• Data records:
··········

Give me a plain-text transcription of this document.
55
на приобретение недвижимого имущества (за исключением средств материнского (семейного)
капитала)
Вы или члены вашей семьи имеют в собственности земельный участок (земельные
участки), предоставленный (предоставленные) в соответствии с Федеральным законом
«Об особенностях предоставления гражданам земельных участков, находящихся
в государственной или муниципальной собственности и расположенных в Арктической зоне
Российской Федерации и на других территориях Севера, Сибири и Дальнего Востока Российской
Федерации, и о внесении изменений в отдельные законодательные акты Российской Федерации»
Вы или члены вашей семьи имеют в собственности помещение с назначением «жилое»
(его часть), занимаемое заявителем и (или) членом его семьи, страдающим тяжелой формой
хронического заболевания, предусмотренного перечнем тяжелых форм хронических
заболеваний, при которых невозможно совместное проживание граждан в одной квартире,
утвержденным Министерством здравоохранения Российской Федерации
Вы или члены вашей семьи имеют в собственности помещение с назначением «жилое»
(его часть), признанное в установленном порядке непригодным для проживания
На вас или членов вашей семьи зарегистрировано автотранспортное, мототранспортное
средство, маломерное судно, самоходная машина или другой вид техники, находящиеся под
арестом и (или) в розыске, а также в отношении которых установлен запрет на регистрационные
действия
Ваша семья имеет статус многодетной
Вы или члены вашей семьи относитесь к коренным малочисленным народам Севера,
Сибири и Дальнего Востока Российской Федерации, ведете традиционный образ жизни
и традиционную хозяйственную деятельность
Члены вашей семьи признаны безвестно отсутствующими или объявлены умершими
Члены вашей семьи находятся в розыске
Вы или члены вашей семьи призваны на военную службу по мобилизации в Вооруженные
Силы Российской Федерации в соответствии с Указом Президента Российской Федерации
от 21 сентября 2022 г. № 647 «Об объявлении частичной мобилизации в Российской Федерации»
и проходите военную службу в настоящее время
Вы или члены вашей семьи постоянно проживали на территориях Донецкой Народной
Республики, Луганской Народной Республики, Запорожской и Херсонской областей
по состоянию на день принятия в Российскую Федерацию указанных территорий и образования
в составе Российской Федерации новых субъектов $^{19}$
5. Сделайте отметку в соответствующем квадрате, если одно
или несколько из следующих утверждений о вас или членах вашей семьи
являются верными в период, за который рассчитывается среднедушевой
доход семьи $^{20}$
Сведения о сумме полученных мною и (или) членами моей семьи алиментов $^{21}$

··········

• What you are asked to do:
Write out each line of the data above again, exactly as given.

• Answer for this exercise:
Give me a plain-text transcription of this document.
55
на приобретение недвижимого имущества (за исключением средств материнского (семейного)
капитала)
Вы или члены вашей семьи имеют в собственности земельный участок (земельные
участки), предоставленный (предоставленные) в соответствии с Федеральным законом
«Об особенностях предоставления гражданам земельных участков, находящихся
в государственной или муниципальной собственности и расположенных в Арктической зоне
Российской Федерации и на других территориях Севера, Сибири и Дальнего Востока Российской
Федерации, и о внесении изменений в отдельные законодательные акты Российской Федерации»
Вы или члены вашей семьи имеют в собственности помещение с назначением «жилое»
(его часть), занимаемое заявителем и (или) членом его семьи, страдающим тяжелой формой
хронического заболевания, предусмотренного перечнем тяжелых форм хронических
заболеваний, при которых невозможно совместное проживание граждан в одной квартире,
утвержденным Министерством здравоохранения Российской Федерации
Вы или члены вашей семьи имеют в собственности помещение с назначением «жилое»
(его часть), признанное в установленном порядке непригодным для проживания
На вас или членов вашей семьи зарегистрировано автотранспортное, мототранспортное
средство, маломерное судно, самоходная машина или другой вид техники, находящиеся под
арестом и (или) в розыске, а также в отношении которых установлен запрет на регистрационные
действия
Ваша семья имеет статус многодетной
Вы или члены вашей семьи относитесь к коренным малочисленным народам Севера,
Сибири и Дальнего Востока Российской Федерации, ведете традиционный образ жизни
и традиционную хозяйственную деятельность
Члены вашей семьи признаны безвестно отсутствующими или объявлены умершими
Члены вашей семьи находятся в розыске
Вы или члены вашей семьи призваны на военную службу по мобилизации в Вооруженные
Силы Российской Федерации в соответствии с Указом Президента Российской Федерации
от 21 сентября 2022 г. № 647 «Об объявлении частичной мобилизации в Российской Федерации»
и проходите военную службу в настоящее время
Вы или члены вашей семьи постоянно проживали на территориях Донецкой Народной
Республики, Луганской Народной Республики, Запорожской и Херсонской областей
по состоянию на день принятия в Российскую Федерацию указанных территорий и образования
в составе Российской Федерации новых субъектов $^{19}$
5. Сделайте отметку в соответствующем квадрате, если одно
или несколько из следующих утверждений о вас или членах вашей семьи
являются верными в период, за который рассчитывается среднедушевой
доход семьи $^{20}$
Сведения о сумме полученных мною и (или) членами моей семьи алиментов $^{21}$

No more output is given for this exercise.